## Problem statement
Identify the lines holding "Locating" and copy them.

=== Listed entries ===

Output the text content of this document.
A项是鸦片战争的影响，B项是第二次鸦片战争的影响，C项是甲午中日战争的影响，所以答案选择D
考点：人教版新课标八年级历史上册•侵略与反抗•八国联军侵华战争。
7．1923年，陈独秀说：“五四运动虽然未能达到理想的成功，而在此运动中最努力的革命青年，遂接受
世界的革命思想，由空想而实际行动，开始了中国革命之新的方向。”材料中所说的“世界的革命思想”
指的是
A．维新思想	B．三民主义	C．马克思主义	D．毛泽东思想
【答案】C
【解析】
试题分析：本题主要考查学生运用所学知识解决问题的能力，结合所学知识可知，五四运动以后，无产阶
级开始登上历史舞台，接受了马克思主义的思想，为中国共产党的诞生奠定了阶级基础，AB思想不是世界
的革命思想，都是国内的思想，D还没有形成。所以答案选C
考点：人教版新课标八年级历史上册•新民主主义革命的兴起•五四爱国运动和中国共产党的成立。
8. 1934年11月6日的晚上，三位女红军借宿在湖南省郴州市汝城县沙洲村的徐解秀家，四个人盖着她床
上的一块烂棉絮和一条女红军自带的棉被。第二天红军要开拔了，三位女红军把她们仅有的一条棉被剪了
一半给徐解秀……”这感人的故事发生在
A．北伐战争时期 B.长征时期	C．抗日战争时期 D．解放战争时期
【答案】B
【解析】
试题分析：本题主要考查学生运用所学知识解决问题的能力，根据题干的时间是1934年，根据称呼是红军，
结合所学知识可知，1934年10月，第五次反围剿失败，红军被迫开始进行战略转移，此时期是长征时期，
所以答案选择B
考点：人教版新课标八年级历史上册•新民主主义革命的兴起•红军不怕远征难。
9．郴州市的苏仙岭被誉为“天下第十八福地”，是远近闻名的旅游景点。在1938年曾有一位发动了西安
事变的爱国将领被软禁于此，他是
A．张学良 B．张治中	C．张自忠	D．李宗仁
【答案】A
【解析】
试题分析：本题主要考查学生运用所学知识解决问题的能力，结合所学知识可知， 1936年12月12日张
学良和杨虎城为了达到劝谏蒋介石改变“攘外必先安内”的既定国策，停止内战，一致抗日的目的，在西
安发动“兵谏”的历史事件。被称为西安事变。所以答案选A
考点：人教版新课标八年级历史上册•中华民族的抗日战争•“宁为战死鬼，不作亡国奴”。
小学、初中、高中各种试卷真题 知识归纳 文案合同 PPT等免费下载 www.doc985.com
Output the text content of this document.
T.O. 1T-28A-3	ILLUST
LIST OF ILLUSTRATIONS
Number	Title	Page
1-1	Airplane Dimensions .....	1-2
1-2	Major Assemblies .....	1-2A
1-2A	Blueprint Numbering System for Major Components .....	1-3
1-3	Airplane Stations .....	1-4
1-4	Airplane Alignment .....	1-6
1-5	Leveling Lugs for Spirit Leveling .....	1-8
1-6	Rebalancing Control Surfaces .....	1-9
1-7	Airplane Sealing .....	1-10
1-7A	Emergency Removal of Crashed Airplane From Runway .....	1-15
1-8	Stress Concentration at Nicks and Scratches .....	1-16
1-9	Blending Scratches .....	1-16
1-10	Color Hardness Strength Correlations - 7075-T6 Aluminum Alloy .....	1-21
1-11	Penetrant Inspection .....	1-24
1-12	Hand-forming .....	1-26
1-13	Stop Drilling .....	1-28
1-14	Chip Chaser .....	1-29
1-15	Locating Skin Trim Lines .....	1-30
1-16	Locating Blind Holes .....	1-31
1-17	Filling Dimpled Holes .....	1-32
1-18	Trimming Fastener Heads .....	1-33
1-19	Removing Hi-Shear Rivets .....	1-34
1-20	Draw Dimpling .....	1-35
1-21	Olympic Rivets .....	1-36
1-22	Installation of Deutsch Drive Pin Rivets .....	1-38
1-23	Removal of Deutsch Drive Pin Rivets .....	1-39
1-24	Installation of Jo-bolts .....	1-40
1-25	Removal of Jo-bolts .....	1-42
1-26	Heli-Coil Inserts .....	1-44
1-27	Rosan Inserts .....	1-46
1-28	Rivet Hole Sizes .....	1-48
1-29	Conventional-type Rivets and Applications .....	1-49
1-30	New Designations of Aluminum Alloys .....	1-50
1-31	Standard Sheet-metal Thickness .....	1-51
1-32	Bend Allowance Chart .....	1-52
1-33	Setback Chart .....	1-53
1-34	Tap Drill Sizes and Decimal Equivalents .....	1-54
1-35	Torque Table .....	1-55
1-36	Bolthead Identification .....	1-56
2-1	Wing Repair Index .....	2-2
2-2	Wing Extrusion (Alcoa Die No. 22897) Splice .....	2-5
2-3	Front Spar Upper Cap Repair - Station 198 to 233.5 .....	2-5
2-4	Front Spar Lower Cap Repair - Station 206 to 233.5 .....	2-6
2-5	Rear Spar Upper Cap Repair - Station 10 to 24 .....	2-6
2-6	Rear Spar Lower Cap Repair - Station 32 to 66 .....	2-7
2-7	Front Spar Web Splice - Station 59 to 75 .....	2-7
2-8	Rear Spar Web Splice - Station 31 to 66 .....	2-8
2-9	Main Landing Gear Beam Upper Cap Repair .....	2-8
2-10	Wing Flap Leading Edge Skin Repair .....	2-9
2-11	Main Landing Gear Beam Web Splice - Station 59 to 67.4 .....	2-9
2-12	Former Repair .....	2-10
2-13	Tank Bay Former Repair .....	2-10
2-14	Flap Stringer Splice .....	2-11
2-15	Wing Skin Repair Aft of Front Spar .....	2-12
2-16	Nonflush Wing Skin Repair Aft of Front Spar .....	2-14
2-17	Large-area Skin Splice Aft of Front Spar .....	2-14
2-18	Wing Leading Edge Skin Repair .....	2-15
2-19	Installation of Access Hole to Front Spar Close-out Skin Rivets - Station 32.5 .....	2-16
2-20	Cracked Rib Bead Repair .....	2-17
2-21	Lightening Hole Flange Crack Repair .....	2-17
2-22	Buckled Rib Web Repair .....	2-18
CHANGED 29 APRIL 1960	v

===

## Response to the exercise
1-15	Locating Skin Trim Lines .....	1-30
1-16	Locating Blind Holes .....	1-31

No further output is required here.